▸ **GIVEN REQUEST**
Repeat everything in the material exactly.

▸ **GIVEN RECORDS**
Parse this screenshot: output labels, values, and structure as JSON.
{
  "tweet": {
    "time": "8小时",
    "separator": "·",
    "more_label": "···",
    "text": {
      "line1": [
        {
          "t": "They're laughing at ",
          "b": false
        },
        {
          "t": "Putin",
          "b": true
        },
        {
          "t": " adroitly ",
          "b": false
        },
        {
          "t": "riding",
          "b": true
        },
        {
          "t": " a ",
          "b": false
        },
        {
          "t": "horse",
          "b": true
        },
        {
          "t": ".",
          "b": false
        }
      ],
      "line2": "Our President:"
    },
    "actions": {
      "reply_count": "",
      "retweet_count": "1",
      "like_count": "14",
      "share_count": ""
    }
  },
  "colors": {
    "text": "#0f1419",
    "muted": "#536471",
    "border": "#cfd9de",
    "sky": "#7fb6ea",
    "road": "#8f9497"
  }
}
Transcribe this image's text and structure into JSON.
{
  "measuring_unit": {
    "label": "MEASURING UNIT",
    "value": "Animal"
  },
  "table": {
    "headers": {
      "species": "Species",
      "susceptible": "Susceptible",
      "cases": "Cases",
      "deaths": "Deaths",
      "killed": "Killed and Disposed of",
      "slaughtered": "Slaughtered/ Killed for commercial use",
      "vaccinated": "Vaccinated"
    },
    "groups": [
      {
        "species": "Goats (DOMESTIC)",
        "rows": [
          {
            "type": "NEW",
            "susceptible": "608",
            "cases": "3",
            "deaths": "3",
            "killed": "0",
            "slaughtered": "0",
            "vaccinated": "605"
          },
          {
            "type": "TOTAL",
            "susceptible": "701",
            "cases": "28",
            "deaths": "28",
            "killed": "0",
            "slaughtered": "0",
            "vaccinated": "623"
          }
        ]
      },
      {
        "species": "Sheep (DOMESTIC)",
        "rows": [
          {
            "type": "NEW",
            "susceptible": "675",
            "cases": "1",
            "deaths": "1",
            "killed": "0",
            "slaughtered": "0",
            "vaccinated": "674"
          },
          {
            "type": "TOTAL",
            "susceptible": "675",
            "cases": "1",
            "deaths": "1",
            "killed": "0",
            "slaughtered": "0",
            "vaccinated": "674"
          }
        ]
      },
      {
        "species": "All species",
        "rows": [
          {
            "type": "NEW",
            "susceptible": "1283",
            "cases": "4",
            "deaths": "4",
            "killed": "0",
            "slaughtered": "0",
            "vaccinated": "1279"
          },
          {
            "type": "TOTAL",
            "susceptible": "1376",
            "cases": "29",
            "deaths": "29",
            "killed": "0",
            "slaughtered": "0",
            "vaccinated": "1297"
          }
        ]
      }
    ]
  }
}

▸ **RIGHT ANSWER**
Parse this screenshot: output labels, values, and structure as JSON.
{
  "tweet": {
    "time": "8小时",
    "separator": "·",
    "more_label": "···",
    "text": {
      "line1": [
        {
          "t": "They're laughing at ",
          "b": false
        },
        {
          "t": "Putin",
          "b": true
        },
        {
          "t": " adroitly ",
          "b": false
        },
        {
          "t": "riding",
          "b": true
        },
        {
          "t": " a ",
          "b": false
        },
        {
          "t": "horse",
          "b": true
        },
        {
          "t": ".",
          "b": false
        }
      ],
      "line2": "Our President:"
    },
    "actions": {
      "reply_count": "",
      "retweet_count": "1",
      "like_count": "14",
      "share_count": ""
    }
  },
  "colors": {
    "text": "#0f1419",
    "muted": "#536471",
    "border": "#cfd9de",
    "sky": "#7fb6ea",
    "road": "#8f9497"
  }
}
Transcribe this image's text and structure into JSON.
{
  "measuring_unit": {
    "label": "MEASURING UNIT",
    "value": "Animal"
  },
  "table": {
    "headers": {
      "species": "Species",
      "susceptible": "Susceptible",
      "cases": "Cases",
      "deaths": "Deaths",
      "killed": "Killed and Disposed of",
      "slaughtered": "Slaughtered/ Killed for commercial use",
      "vaccinated": "Vaccinated"
    },
    "groups": [
      {
        "species": "Goats (DOMESTIC)",
        "rows": [
          {
            "type": "NEW",
            "susceptible": "608",
            "cases": "3",
            "deaths": "3",
            "killed": "0",
            "slaughtered": "0",
            "vaccinated": "605"
          },
          {
            "type": "TOTAL",
            "susceptible": "701",
            "cases": "28",
            "deaths": "28",
            "killed": "0",
            "slaughtered": "0",
            "vaccinated": "623"
          }
        ]
      },
      {
        "species": "Sheep (DOMESTIC)",
        "rows": [
          {
            "type": "NEW",
            "susceptible": "675",
            "cases": "1",
            "deaths": "1",
            "killed": "0",
            "slaughtered": "0",
            "vaccinated": "674"
          },
          {
            "type": "TOTAL",
            "susceptible": "675",
            "cases": "1",
            "deaths": "1",
            "killed": "0",
            "slaughtered": "0",
            "vaccinated": "674"
          }
        ]
      },
      {
        "species": "All species",
        "rows": [
          {
            "type": "NEW",
            "susceptible": "1283",
            "cases": "4",
            "deaths": "4",
            "killed": "0",
            "slaughtered": "0",
            "vaccinated": "1279"
          },
          {
            "type": "TOTAL",
            "susceptible": "1376",
            "cases": "29",
            "deaths": "29",
            "killed": "0",
            "slaughtered": "0",
            "vaccinated": "1297"
          }
        ]
      }
    ]
  }
}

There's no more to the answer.